### Instruction
Copy out every record below with complete accuracy.
--- BEGIN Records for this task ---
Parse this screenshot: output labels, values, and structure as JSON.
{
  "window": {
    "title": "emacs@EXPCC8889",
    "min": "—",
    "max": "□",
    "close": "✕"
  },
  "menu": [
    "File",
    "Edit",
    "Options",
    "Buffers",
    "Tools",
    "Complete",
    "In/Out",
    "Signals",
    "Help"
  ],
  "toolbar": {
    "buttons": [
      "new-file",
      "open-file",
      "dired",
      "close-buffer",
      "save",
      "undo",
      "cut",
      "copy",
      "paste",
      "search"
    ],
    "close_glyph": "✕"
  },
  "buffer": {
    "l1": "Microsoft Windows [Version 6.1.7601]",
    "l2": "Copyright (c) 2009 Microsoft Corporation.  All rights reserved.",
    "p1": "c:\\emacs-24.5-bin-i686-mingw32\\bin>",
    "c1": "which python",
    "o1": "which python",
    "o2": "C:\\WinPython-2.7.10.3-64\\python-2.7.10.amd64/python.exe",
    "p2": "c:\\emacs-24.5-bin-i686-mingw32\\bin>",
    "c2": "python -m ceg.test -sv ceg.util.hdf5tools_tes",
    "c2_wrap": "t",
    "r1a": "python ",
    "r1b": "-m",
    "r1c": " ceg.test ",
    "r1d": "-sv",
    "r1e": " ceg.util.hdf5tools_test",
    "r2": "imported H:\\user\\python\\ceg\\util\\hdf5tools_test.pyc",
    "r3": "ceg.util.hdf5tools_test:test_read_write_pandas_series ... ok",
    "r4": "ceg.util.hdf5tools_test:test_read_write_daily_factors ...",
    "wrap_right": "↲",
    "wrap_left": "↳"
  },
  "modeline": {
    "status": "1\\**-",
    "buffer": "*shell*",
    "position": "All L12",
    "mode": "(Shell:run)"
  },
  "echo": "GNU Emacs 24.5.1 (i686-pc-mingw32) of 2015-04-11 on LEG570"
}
--- END Records for this task ---
### Response to the task
Parse this screenshot: output labels, values, and structure as JSON.
{
  "window": {
    "title": "emacs@EXPCC8889",
    "min": "—",
    "max": "□",
    "close": "✕"
  },
  "menu": [
    "File",
    "Edit",
    "Options",
    "Buffers",
    "Tools",
    "Complete",
    "In/Out",
    "Signals",
    "Help"
  ],
  "toolbar": {
    "buttons": [
      "new-file",
      "open-file",
      "dired",
      "close-buffer",
      "save",
      "undo",
      "cut",
      "copy",
      "paste",
      "search"
    ],
    "close_glyph": "✕"
  },
  "buffer": {
    "l1": "Microsoft Windows [Version 6.1.7601]",
    "l2": "Copyright (c) 2009 Microsoft Corporation.  All rights reserved.",
    "p1": "c:\\emacs-24.5-bin-i686-mingw32\\bin>",
    "c1": "which python",
    "o1": "which python",
    "o2": "C:\\WinPython-2.7.10.3-64\\python-2.7.10.amd64/python.exe",
    "p2": "c:\\emacs-24.5-bin-i686-mingw32\\bin>",
    "c2": "python -m ceg.test -sv ceg.util.hdf5tools_tes",
    "c2_wrap": "t",
    "r1a": "python ",
    "r1b": "-m",
    "r1c": " ceg.test ",
    "r1d": "-sv",
    "r1e": " ceg.util.hdf5tools_test",
    "r2": "imported H:\\user\\python\\ceg\\util\\hdf5tools_test.pyc",
    "r3": "ceg.util.hdf5tools_test:test_read_write_pandas_series ... ok",
    "r4": "ceg.util.hdf5tools_test:test_read_write_daily_factors ...",
    "wrap_right": "↲",
    "wrap_left": "↳"
  },
  "modeline": {
    "status": "1\\**-",
    "buffer": "*shell*",
    "position": "All L12",
    "mode": "(Shell:run)"
  },
  "echo": "GNU Emacs 24.5.1 (i686-pc-mingw32) of 2015-04-11 on LEG570"
}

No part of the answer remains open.